§ **Requirements**
Give only the number of lines that include the string "Time".

%%

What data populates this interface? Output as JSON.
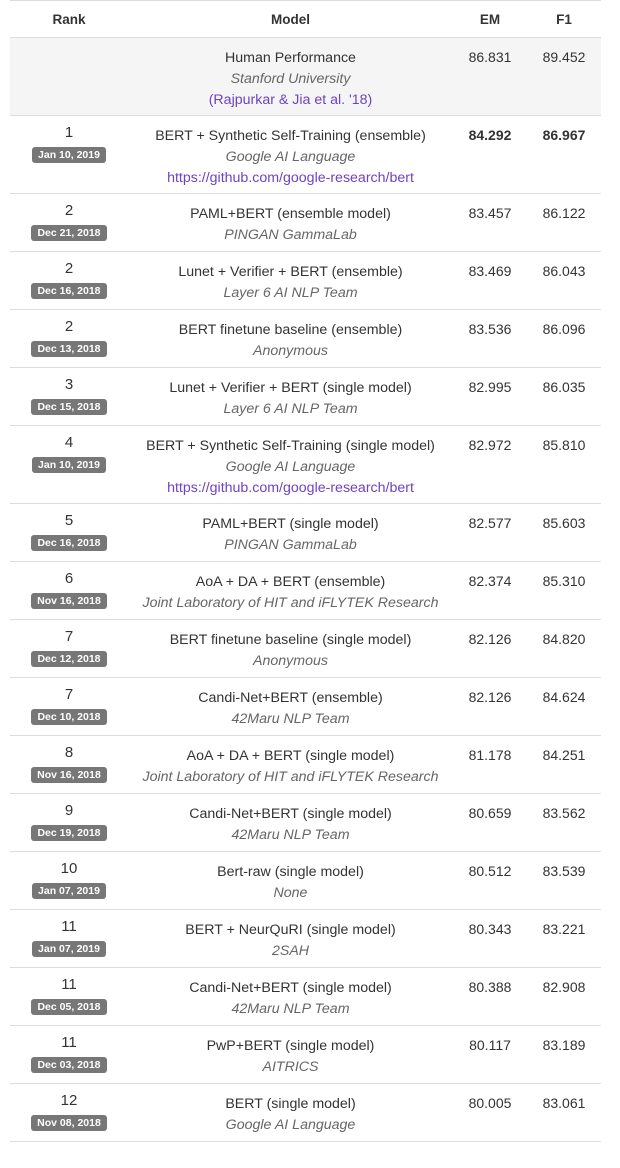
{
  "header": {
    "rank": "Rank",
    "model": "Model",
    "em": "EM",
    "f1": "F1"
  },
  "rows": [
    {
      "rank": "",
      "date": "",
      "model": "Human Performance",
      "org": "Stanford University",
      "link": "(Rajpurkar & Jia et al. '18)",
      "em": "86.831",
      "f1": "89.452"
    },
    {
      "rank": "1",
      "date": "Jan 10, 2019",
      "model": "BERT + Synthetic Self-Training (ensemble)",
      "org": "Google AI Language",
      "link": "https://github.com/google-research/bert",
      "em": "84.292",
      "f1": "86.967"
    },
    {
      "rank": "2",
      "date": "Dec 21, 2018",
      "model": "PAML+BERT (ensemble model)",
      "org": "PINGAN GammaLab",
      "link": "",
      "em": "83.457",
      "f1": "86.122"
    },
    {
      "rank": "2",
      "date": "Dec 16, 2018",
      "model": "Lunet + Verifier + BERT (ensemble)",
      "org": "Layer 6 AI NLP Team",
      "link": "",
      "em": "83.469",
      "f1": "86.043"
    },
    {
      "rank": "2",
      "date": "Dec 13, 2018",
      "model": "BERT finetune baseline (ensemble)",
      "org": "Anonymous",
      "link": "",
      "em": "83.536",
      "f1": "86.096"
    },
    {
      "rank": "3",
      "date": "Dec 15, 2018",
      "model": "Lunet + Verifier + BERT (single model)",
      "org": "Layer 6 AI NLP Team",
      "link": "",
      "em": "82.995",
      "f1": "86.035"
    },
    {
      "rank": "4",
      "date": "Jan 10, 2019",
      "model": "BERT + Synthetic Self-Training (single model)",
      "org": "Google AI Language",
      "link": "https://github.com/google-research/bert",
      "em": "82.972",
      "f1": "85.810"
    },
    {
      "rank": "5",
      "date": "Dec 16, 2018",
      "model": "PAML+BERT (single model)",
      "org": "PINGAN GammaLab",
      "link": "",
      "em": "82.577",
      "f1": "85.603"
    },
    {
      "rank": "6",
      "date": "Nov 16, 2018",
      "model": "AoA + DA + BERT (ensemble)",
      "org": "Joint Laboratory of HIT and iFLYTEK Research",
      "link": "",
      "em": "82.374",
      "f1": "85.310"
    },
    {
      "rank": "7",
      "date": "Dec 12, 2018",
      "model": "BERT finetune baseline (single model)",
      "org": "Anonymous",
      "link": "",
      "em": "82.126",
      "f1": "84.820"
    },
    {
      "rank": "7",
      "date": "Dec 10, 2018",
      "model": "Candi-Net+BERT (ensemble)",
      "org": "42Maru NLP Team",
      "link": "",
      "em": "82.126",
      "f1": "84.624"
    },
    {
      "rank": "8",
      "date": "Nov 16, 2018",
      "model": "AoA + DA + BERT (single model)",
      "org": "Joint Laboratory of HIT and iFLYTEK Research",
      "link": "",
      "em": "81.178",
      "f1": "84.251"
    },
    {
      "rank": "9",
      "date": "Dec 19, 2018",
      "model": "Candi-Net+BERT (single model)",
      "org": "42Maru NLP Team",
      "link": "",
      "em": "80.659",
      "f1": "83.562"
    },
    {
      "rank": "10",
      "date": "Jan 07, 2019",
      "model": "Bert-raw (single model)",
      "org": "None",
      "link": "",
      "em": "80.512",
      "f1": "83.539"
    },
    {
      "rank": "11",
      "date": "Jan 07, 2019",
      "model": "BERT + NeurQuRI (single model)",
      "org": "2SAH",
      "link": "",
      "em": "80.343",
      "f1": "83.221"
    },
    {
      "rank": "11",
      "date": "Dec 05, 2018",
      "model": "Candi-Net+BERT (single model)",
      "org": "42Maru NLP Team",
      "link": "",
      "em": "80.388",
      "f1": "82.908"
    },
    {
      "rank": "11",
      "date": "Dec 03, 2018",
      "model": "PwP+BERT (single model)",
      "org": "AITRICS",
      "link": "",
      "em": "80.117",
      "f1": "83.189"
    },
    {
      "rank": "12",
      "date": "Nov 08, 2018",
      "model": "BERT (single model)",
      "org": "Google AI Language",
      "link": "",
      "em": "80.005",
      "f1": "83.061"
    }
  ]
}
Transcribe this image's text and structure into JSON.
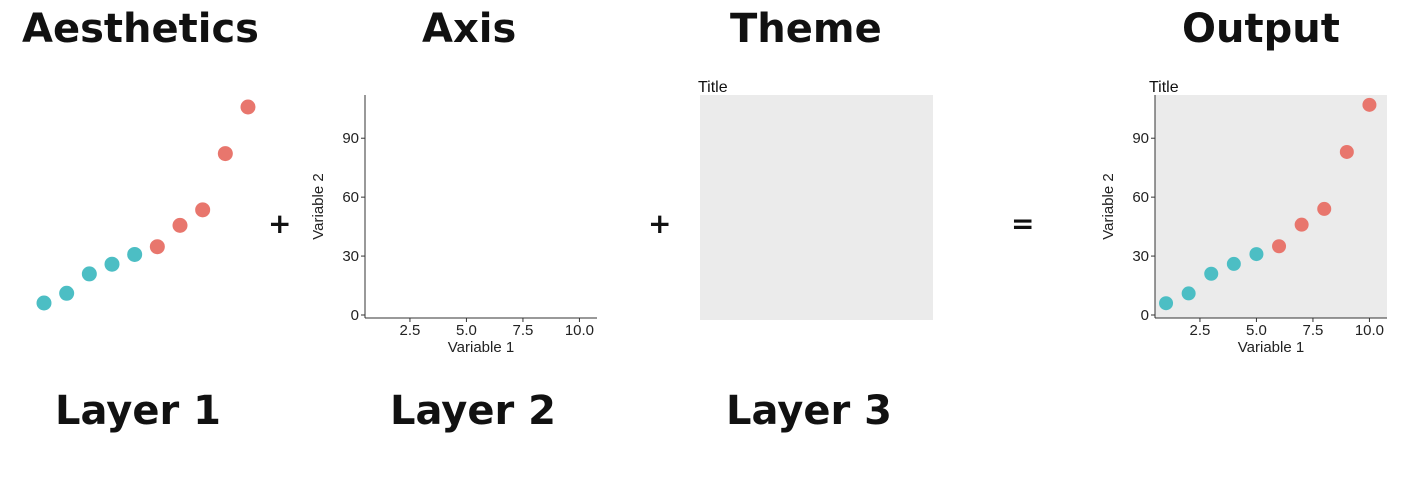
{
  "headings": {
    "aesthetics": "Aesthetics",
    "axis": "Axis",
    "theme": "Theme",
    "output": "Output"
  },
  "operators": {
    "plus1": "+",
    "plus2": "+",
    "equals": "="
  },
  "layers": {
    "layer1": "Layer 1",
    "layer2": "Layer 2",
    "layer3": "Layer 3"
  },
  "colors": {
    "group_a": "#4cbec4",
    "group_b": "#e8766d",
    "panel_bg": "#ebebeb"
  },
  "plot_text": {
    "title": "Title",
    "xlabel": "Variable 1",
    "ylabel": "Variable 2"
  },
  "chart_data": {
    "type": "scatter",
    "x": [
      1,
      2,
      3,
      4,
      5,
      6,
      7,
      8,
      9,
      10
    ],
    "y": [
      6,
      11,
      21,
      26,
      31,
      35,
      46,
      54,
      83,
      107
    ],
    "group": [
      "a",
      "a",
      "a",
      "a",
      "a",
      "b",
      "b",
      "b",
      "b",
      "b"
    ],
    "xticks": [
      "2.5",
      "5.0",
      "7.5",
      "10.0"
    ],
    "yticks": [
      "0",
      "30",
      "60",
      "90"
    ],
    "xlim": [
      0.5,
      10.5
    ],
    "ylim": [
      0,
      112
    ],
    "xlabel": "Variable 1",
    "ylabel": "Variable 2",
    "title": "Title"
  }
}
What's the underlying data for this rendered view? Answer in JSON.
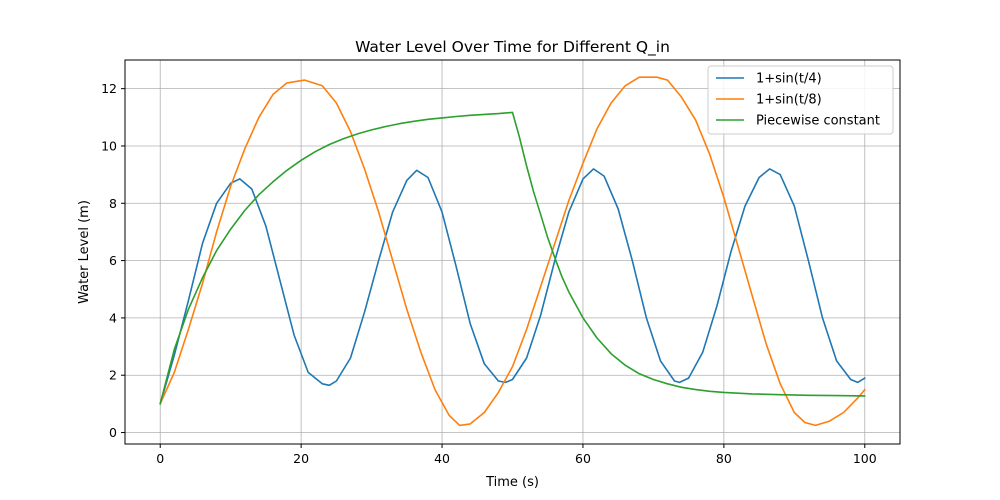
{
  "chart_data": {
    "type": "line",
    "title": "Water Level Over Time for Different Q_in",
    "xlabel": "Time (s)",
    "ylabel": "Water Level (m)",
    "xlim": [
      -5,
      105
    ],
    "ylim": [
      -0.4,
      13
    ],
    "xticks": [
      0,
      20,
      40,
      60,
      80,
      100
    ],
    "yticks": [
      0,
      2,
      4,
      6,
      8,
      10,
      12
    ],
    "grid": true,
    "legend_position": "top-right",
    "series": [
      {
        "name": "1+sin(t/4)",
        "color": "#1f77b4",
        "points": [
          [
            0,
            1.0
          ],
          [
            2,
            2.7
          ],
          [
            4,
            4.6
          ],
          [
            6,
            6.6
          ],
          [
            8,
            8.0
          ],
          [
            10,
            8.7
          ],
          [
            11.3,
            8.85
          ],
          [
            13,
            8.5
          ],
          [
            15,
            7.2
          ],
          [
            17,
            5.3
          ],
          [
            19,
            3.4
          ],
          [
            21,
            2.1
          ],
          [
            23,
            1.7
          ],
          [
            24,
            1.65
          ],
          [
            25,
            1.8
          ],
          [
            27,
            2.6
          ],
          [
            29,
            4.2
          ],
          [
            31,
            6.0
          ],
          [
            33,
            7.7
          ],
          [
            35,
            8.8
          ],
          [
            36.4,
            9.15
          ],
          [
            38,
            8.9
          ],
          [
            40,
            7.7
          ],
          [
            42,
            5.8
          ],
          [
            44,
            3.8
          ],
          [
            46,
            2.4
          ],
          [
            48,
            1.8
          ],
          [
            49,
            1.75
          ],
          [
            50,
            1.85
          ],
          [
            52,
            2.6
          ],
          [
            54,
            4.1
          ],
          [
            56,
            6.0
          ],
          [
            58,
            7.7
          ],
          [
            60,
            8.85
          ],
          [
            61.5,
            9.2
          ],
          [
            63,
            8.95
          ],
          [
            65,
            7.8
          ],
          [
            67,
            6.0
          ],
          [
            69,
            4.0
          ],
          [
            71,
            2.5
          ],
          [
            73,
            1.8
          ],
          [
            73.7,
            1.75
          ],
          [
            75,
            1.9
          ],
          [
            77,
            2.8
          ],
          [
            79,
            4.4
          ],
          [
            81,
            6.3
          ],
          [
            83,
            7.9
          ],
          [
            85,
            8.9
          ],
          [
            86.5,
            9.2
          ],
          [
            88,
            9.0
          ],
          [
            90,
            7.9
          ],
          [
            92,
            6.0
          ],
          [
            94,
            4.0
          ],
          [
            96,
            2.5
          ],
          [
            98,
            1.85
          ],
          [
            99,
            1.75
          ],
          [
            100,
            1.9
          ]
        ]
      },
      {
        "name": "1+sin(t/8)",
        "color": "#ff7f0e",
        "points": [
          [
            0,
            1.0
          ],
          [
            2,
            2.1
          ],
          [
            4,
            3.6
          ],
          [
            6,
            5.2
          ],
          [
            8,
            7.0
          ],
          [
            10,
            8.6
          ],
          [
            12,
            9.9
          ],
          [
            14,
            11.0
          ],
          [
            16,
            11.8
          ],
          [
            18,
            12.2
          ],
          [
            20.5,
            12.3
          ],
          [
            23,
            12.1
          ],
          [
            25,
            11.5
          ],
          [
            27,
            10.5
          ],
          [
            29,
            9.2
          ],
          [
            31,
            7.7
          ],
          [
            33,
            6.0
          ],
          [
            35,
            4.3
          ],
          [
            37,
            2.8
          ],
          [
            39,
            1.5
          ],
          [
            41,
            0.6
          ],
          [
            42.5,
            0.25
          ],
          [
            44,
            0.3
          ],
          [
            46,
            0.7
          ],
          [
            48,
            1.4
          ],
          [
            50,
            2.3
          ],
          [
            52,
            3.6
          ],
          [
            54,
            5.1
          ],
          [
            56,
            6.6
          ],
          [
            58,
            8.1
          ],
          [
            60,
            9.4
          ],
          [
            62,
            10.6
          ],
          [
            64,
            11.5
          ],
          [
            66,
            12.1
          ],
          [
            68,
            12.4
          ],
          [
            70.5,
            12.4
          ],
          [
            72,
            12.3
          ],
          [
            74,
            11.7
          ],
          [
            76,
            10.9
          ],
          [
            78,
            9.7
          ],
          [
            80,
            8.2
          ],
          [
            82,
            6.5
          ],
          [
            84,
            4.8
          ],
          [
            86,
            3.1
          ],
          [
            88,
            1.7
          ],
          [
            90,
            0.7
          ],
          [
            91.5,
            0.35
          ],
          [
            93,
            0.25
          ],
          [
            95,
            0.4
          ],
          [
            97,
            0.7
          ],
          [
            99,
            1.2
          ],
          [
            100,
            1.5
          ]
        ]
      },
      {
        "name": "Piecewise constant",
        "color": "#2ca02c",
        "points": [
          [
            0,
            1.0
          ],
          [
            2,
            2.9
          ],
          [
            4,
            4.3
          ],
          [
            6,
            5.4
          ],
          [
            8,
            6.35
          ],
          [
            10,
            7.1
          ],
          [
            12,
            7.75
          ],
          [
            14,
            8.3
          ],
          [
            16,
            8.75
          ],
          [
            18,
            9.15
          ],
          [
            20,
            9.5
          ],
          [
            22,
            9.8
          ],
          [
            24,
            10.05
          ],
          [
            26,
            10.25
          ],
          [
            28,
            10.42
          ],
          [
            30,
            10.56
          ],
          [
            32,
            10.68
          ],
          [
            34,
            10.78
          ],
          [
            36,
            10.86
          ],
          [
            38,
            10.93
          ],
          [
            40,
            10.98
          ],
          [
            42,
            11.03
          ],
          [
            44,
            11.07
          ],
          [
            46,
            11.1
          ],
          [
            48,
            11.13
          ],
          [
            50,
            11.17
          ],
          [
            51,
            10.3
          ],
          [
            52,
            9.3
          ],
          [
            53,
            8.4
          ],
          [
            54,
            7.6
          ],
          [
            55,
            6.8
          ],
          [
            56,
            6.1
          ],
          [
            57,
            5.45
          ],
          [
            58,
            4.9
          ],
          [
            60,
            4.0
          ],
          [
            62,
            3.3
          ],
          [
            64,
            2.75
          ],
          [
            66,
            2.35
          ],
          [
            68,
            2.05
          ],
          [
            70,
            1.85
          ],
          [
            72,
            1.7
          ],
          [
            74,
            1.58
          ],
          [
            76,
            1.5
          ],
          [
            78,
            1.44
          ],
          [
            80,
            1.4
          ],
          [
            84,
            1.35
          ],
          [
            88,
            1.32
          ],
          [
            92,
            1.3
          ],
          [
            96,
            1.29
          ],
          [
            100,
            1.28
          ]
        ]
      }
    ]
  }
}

%%

§ **Solution for this task**
2